- _Exercise description_: Isolate every line in the data with the string "mariés" and copy it.
====== Data supplied
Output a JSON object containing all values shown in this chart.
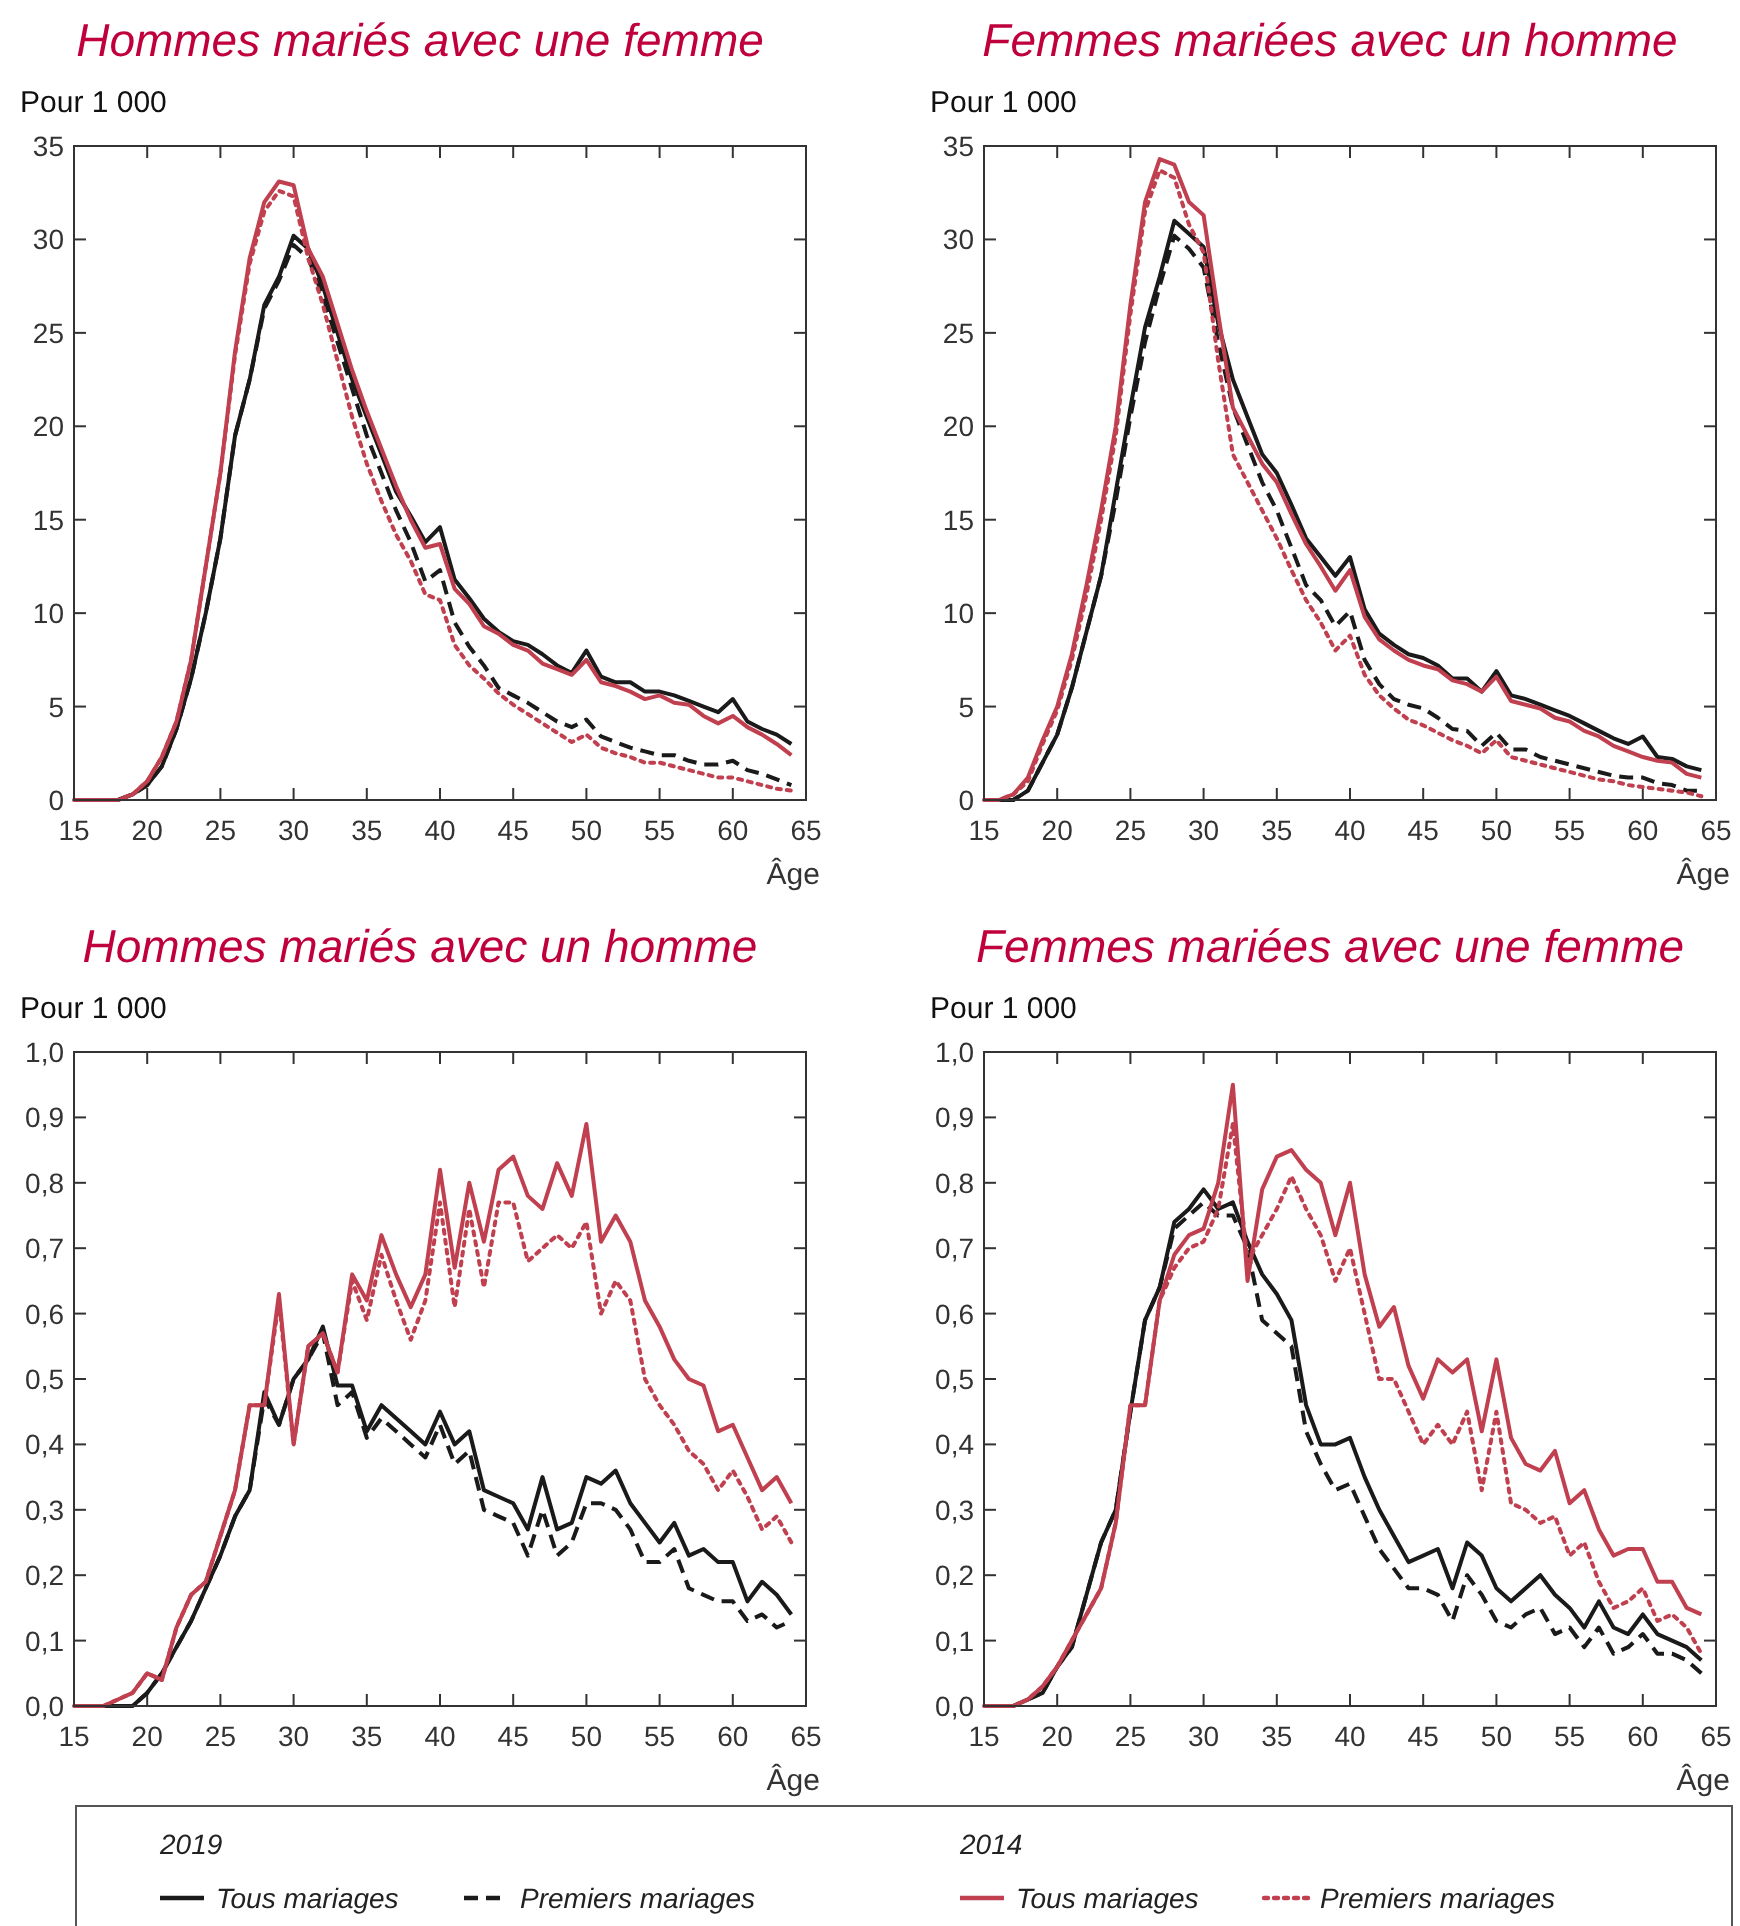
{
  "chart_data": [
    {
      "type": "line",
      "title": "Hommes mariés avec une femme",
      "ylabel": "Pour 1 000",
      "xlabel": "Âge",
      "legend": "bottom",
      "annotations": [
        "2019",
        "2014"
      ],
      "x": [
        15,
        16,
        17,
        18,
        19,
        20,
        21,
        22,
        23,
        24,
        25,
        26,
        27,
        28,
        29,
        30,
        31,
        32,
        33,
        34,
        35,
        36,
        37,
        38,
        39,
        40,
        41,
        42,
        43,
        44,
        45,
        46,
        47,
        48,
        49,
        50,
        51,
        52,
        53,
        54,
        55,
        56,
        57,
        58,
        59,
        60,
        61,
        62,
        63,
        64
      ],
      "xlim": [
        15,
        65
      ],
      "xticks": [
        15,
        20,
        25,
        30,
        35,
        40,
        45,
        50,
        55,
        60,
        65
      ],
      "ylim": [
        0,
        35
      ],
      "yticks": [
        0,
        5,
        10,
        15,
        20,
        25,
        30,
        35
      ],
      "series": [
        {
          "name": "Tous mariages",
          "color": "#1a1a1a",
          "line_style": "solid",
          "values": [
            0,
            0,
            0,
            0,
            0.3,
            0.8,
            1.8,
            3.8,
            6.5,
            10,
            14,
            19.5,
            22.5,
            26.5,
            28,
            30.2,
            29.5,
            27.5,
            25,
            22.5,
            20.5,
            18.5,
            16.5,
            15.2,
            13.8,
            14.6,
            11.8,
            10.8,
            9.7,
            9,
            8.5,
            8.3,
            7.8,
            7.2,
            6.8,
            8,
            6.6,
            6.3,
            6.3,
            5.8,
            5.8,
            5.6,
            5.3,
            5,
            4.7,
            5.4,
            4.2,
            3.8,
            3.5,
            3
          ]
        },
        {
          "name": "Premiers mariages",
          "color": "#1a1a1a",
          "line_style": "dashed",
          "values": [
            0,
            0,
            0,
            0,
            0.3,
            0.8,
            1.8,
            3.8,
            6.5,
            10,
            14,
            19.5,
            22.5,
            26.3,
            27.8,
            29.7,
            29,
            27,
            24.5,
            22,
            19.5,
            17.5,
            15.5,
            13.8,
            11.7,
            12.3,
            9.5,
            8.2,
            7.2,
            6,
            5.6,
            5.2,
            4.7,
            4.2,
            3.9,
            4.3,
            3.4,
            3.1,
            2.8,
            2.6,
            2.4,
            2.4,
            2.1,
            1.9,
            1.9,
            2.1,
            1.6,
            1.4,
            1.1,
            0.8
          ]
        },
        {
          "name": "Tous mariages",
          "color": "#c0404f",
          "line_style": "solid",
          "values": [
            0,
            0,
            0,
            0,
            0.3,
            1,
            2.3,
            4.2,
            7.5,
            12.5,
            17.5,
            24,
            29,
            32,
            33.1,
            32.9,
            29.5,
            28,
            25.5,
            23,
            20.8,
            18.8,
            16.8,
            15,
            13.5,
            13.7,
            11.3,
            10.5,
            9.3,
            8.9,
            8.3,
            8,
            7.3,
            7,
            6.7,
            7.5,
            6.3,
            6.1,
            5.8,
            5.4,
            5.6,
            5.2,
            5.1,
            4.5,
            4.1,
            4.5,
            3.9,
            3.5,
            3,
            2.4
          ]
        },
        {
          "name": "Premiers mariages",
          "color": "#c0404f",
          "line_style": "dotted",
          "values": [
            0,
            0,
            0,
            0,
            0.3,
            1,
            2.3,
            4.2,
            7.5,
            12.5,
            17.5,
            23.8,
            28.7,
            31.5,
            32.6,
            32.3,
            29,
            26.5,
            23.5,
            20.5,
            18,
            16,
            14.2,
            12.8,
            11,
            10.7,
            8.3,
            7.2,
            6.5,
            5.7,
            5.1,
            4.6,
            4.1,
            3.6,
            3.1,
            3.5,
            2.8,
            2.5,
            2.3,
            2,
            2,
            1.8,
            1.6,
            1.4,
            1.2,
            1.2,
            1,
            0.8,
            0.6,
            0.5
          ]
        }
      ]
    },
    {
      "type": "line",
      "title": "Femmes mariées avec un homme",
      "ylabel": "Pour 1 000",
      "xlabel": "Âge",
      "x": [
        15,
        16,
        17,
        18,
        19,
        20,
        21,
        22,
        23,
        24,
        25,
        26,
        27,
        28,
        29,
        30,
        31,
        32,
        33,
        34,
        35,
        36,
        37,
        38,
        39,
        40,
        41,
        42,
        43,
        44,
        45,
        46,
        47,
        48,
        49,
        50,
        51,
        52,
        53,
        54,
        55,
        56,
        57,
        58,
        59,
        60,
        61,
        62,
        63,
        64
      ],
      "xlim": [
        15,
        65
      ],
      "xticks": [
        15,
        20,
        25,
        30,
        35,
        40,
        45,
        50,
        55,
        60,
        65
      ],
      "ylim": [
        0,
        35
      ],
      "yticks": [
        0,
        5,
        10,
        15,
        20,
        25,
        30,
        35
      ],
      "series": [
        {
          "color": "#1a1a1a",
          "line_style": "solid",
          "values": [
            0,
            0,
            0,
            0.5,
            2,
            3.5,
            6,
            9,
            12,
            16.5,
            21,
            25.3,
            28,
            31,
            30.3,
            29.6,
            25.5,
            22.5,
            20.5,
            18.5,
            17.5,
            15.8,
            14,
            13,
            12,
            13,
            10.2,
            8.9,
            8.3,
            7.8,
            7.6,
            7.2,
            6.5,
            6.5,
            5.8,
            6.9,
            5.6,
            5.4,
            5.1,
            4.8,
            4.5,
            4.1,
            3.7,
            3.3,
            3,
            3.4,
            2.3,
            2.2,
            1.8,
            1.6
          ]
        },
        {
          "color": "#1a1a1a",
          "line_style": "dashed",
          "values": [
            0,
            0,
            0,
            0.5,
            2,
            3.5,
            6,
            9,
            12,
            16,
            20.5,
            24.5,
            27.5,
            30.2,
            29.5,
            28.5,
            24.5,
            21,
            19,
            17,
            15.5,
            13.5,
            11.5,
            10.7,
            9.3,
            10.1,
            7.5,
            6.2,
            5.4,
            5.1,
            4.9,
            4.4,
            3.8,
            3.7,
            2.9,
            3.6,
            2.7,
            2.7,
            2.3,
            2.1,
            1.9,
            1.7,
            1.5,
            1.3,
            1.2,
            1.2,
            0.9,
            0.8,
            0.5,
            0.5
          ]
        },
        {
          "color": "#c0404f",
          "line_style": "solid",
          "values": [
            0,
            0,
            0.3,
            1.2,
            3.2,
            5,
            7.8,
            11.5,
            15.5,
            20,
            26.5,
            32,
            34.3,
            34,
            32,
            31.3,
            26,
            21,
            19.5,
            18,
            17,
            15.3,
            13.7,
            12.5,
            11.2,
            12.3,
            9.8,
            8.6,
            8,
            7.5,
            7.2,
            7,
            6.4,
            6.2,
            5.8,
            6.6,
            5.3,
            5.1,
            4.9,
            4.4,
            4.2,
            3.7,
            3.4,
            2.9,
            2.6,
            2.3,
            2.1,
            2,
            1.4,
            1.2
          ]
        },
        {
          "color": "#c0404f",
          "line_style": "dotted",
          "values": [
            0,
            0,
            0.3,
            1,
            3,
            4.8,
            7.5,
            11,
            15,
            19.5,
            26,
            31.5,
            33.7,
            33.3,
            30.8,
            29.3,
            23.5,
            18.5,
            17,
            15.5,
            14,
            12.3,
            10.7,
            9.5,
            8,
            8.8,
            6.7,
            5.6,
            4.9,
            4.3,
            4,
            3.6,
            3.2,
            2.9,
            2.5,
            3.2,
            2.3,
            2.1,
            1.9,
            1.7,
            1.5,
            1.3,
            1.1,
            1,
            0.8,
            0.7,
            0.6,
            0.5,
            0.4,
            0.2
          ]
        }
      ]
    },
    {
      "type": "line",
      "title": "Hommes mariés avec un homme",
      "ylabel": "Pour 1 000",
      "xlabel": "Âge",
      "x": [
        15,
        16,
        17,
        18,
        19,
        20,
        21,
        22,
        23,
        24,
        25,
        26,
        27,
        28,
        29,
        30,
        31,
        32,
        33,
        34,
        35,
        36,
        37,
        38,
        39,
        40,
        41,
        42,
        43,
        44,
        45,
        46,
        47,
        48,
        49,
        50,
        51,
        52,
        53,
        54,
        55,
        56,
        57,
        58,
        59,
        60,
        61,
        62,
        63,
        64
      ],
      "xlim": [
        15,
        65
      ],
      "xticks": [
        15,
        20,
        25,
        30,
        35,
        40,
        45,
        50,
        55,
        60,
        65
      ],
      "ylim": [
        0,
        1
      ],
      "yticks": [
        {
          "value": 0,
          "label": "0,0"
        },
        {
          "value": 0.1,
          "label": "0,1"
        },
        {
          "value": 0.2,
          "label": "0,2"
        },
        {
          "value": 0.3,
          "label": "0,3"
        },
        {
          "value": 0.4,
          "label": "0,4"
        },
        {
          "value": 0.5,
          "label": "0,5"
        },
        {
          "value": 0.6,
          "label": "0,6"
        },
        {
          "value": 0.7,
          "label": "0,7"
        },
        {
          "value": 0.8,
          "label": "0,8"
        },
        {
          "value": 0.9,
          "label": "0,9"
        },
        {
          "value": 1,
          "label": "1,0"
        }
      ],
      "series": [
        {
          "color": "#1a1a1a",
          "line_style": "solid",
          "values": [
            0,
            0,
            0,
            0,
            0,
            0.02,
            0.05,
            0.09,
            0.13,
            0.18,
            0.23,
            0.29,
            0.33,
            0.48,
            0.43,
            0.5,
            0.53,
            0.58,
            0.49,
            0.49,
            0.42,
            0.46,
            0.44,
            0.42,
            0.4,
            0.45,
            0.4,
            0.42,
            0.33,
            0.32,
            0.31,
            0.27,
            0.35,
            0.27,
            0.28,
            0.35,
            0.34,
            0.36,
            0.31,
            0.28,
            0.25,
            0.28,
            0.23,
            0.24,
            0.22,
            0.22,
            0.16,
            0.19,
            0.17,
            0.14
          ]
        },
        {
          "color": "#1a1a1a",
          "line_style": "dashed",
          "values": [
            0,
            0,
            0,
            0,
            0,
            0.02,
            0.05,
            0.09,
            0.13,
            0.18,
            0.23,
            0.29,
            0.33,
            0.47,
            0.43,
            0.5,
            0.53,
            0.57,
            0.46,
            0.48,
            0.41,
            0.44,
            0.42,
            0.4,
            0.38,
            0.43,
            0.37,
            0.39,
            0.3,
            0.29,
            0.28,
            0.23,
            0.3,
            0.23,
            0.25,
            0.31,
            0.31,
            0.3,
            0.27,
            0.22,
            0.22,
            0.24,
            0.18,
            0.17,
            0.16,
            0.16,
            0.13,
            0.14,
            0.12,
            0.13
          ]
        },
        {
          "color": "#c0404f",
          "line_style": "solid",
          "values": [
            0,
            0,
            0,
            0.01,
            0.02,
            0.05,
            0.04,
            0.12,
            0.17,
            0.19,
            0.26,
            0.33,
            0.46,
            0.46,
            0.63,
            0.4,
            0.55,
            0.57,
            0.51,
            0.66,
            0.62,
            0.72,
            0.66,
            0.61,
            0.66,
            0.82,
            0.67,
            0.8,
            0.71,
            0.82,
            0.84,
            0.78,
            0.76,
            0.83,
            0.78,
            0.89,
            0.71,
            0.75,
            0.71,
            0.62,
            0.58,
            0.53,
            0.5,
            0.49,
            0.42,
            0.43,
            0.38,
            0.33,
            0.35,
            0.31
          ]
        },
        {
          "color": "#c0404f",
          "line_style": "dotted",
          "values": [
            0,
            0,
            0,
            0.01,
            0.02,
            0.05,
            0.04,
            0.12,
            0.17,
            0.19,
            0.26,
            0.33,
            0.46,
            0.46,
            0.62,
            0.4,
            0.55,
            0.57,
            0.51,
            0.65,
            0.59,
            0.69,
            0.62,
            0.56,
            0.62,
            0.77,
            0.61,
            0.76,
            0.64,
            0.77,
            0.77,
            0.68,
            0.7,
            0.72,
            0.7,
            0.74,
            0.6,
            0.65,
            0.62,
            0.5,
            0.46,
            0.43,
            0.39,
            0.37,
            0.33,
            0.36,
            0.32,
            0.27,
            0.29,
            0.25
          ]
        }
      ]
    },
    {
      "type": "line",
      "title": "Femmes mariées avec une femme",
      "ylabel": "Pour 1 000",
      "xlabel": "Âge",
      "x": [
        15,
        16,
        17,
        18,
        19,
        20,
        21,
        22,
        23,
        24,
        25,
        26,
        27,
        28,
        29,
        30,
        31,
        32,
        33,
        34,
        35,
        36,
        37,
        38,
        39,
        40,
        41,
        42,
        43,
        44,
        45,
        46,
        47,
        48,
        49,
        50,
        51,
        52,
        53,
        54,
        55,
        56,
        57,
        58,
        59,
        60,
        61,
        62,
        63,
        64
      ],
      "xlim": [
        15,
        65
      ],
      "xticks": [
        15,
        20,
        25,
        30,
        35,
        40,
        45,
        50,
        55,
        60,
        65
      ],
      "ylim": [
        0,
        1
      ],
      "yticks": [
        {
          "value": 0,
          "label": "0,0"
        },
        {
          "value": 0.1,
          "label": "0,1"
        },
        {
          "value": 0.2,
          "label": "0,2"
        },
        {
          "value": 0.3,
          "label": "0,3"
        },
        {
          "value": 0.4,
          "label": "0,4"
        },
        {
          "value": 0.5,
          "label": "0,5"
        },
        {
          "value": 0.6,
          "label": "0,6"
        },
        {
          "value": 0.7,
          "label": "0,7"
        },
        {
          "value": 0.8,
          "label": "0,8"
        },
        {
          "value": 0.9,
          "label": "0,9"
        },
        {
          "value": 1,
          "label": "1,0"
        }
      ],
      "series": [
        {
          "color": "#1a1a1a",
          "line_style": "solid",
          "values": [
            0,
            0,
            0,
            0.01,
            0.02,
            0.06,
            0.09,
            0.17,
            0.25,
            0.3,
            0.45,
            0.59,
            0.64,
            0.74,
            0.76,
            0.79,
            0.76,
            0.77,
            0.71,
            0.66,
            0.63,
            0.59,
            0.46,
            0.4,
            0.4,
            0.41,
            0.35,
            0.3,
            0.26,
            0.22,
            0.23,
            0.24,
            0.18,
            0.25,
            0.23,
            0.18,
            0.16,
            0.18,
            0.2,
            0.17,
            0.15,
            0.12,
            0.16,
            0.12,
            0.11,
            0.14,
            0.11,
            0.1,
            0.09,
            0.07
          ]
        },
        {
          "color": "#1a1a1a",
          "line_style": "dashed",
          "values": [
            0,
            0,
            0,
            0.01,
            0.02,
            0.06,
            0.09,
            0.17,
            0.25,
            0.3,
            0.45,
            0.59,
            0.64,
            0.73,
            0.75,
            0.77,
            0.75,
            0.75,
            0.7,
            0.59,
            0.57,
            0.55,
            0.42,
            0.37,
            0.33,
            0.34,
            0.29,
            0.24,
            0.21,
            0.18,
            0.18,
            0.17,
            0.13,
            0.2,
            0.17,
            0.13,
            0.12,
            0.14,
            0.15,
            0.11,
            0.12,
            0.09,
            0.12,
            0.08,
            0.09,
            0.11,
            0.08,
            0.08,
            0.07,
            0.05
          ]
        },
        {
          "color": "#c0404f",
          "line_style": "solid",
          "values": [
            0,
            0,
            0,
            0.01,
            0.03,
            0.06,
            0.1,
            0.14,
            0.18,
            0.28,
            0.46,
            0.46,
            0.62,
            0.69,
            0.72,
            0.73,
            0.8,
            0.95,
            0.65,
            0.79,
            0.84,
            0.85,
            0.82,
            0.8,
            0.72,
            0.8,
            0.66,
            0.58,
            0.61,
            0.52,
            0.47,
            0.53,
            0.51,
            0.53,
            0.42,
            0.53,
            0.41,
            0.37,
            0.36,
            0.39,
            0.31,
            0.33,
            0.27,
            0.23,
            0.24,
            0.24,
            0.19,
            0.19,
            0.15,
            0.14
          ]
        },
        {
          "color": "#c0404f",
          "line_style": "dotted",
          "values": [
            0,
            0,
            0,
            0.01,
            0.03,
            0.06,
            0.1,
            0.14,
            0.18,
            0.28,
            0.46,
            0.46,
            0.62,
            0.67,
            0.7,
            0.71,
            0.76,
            0.89,
            0.68,
            0.72,
            0.76,
            0.81,
            0.76,
            0.72,
            0.65,
            0.7,
            0.6,
            0.5,
            0.5,
            0.45,
            0.4,
            0.43,
            0.4,
            0.45,
            0.33,
            0.45,
            0.31,
            0.3,
            0.28,
            0.29,
            0.23,
            0.25,
            0.19,
            0.15,
            0.16,
            0.18,
            0.13,
            0.14,
            0.12,
            0.08
          ]
        }
      ]
    }
  ]
}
============
- _Solution for this task_:
      "title": "Hommes mariés avec une femme",
      "title": "Hommes mariés avec un homme",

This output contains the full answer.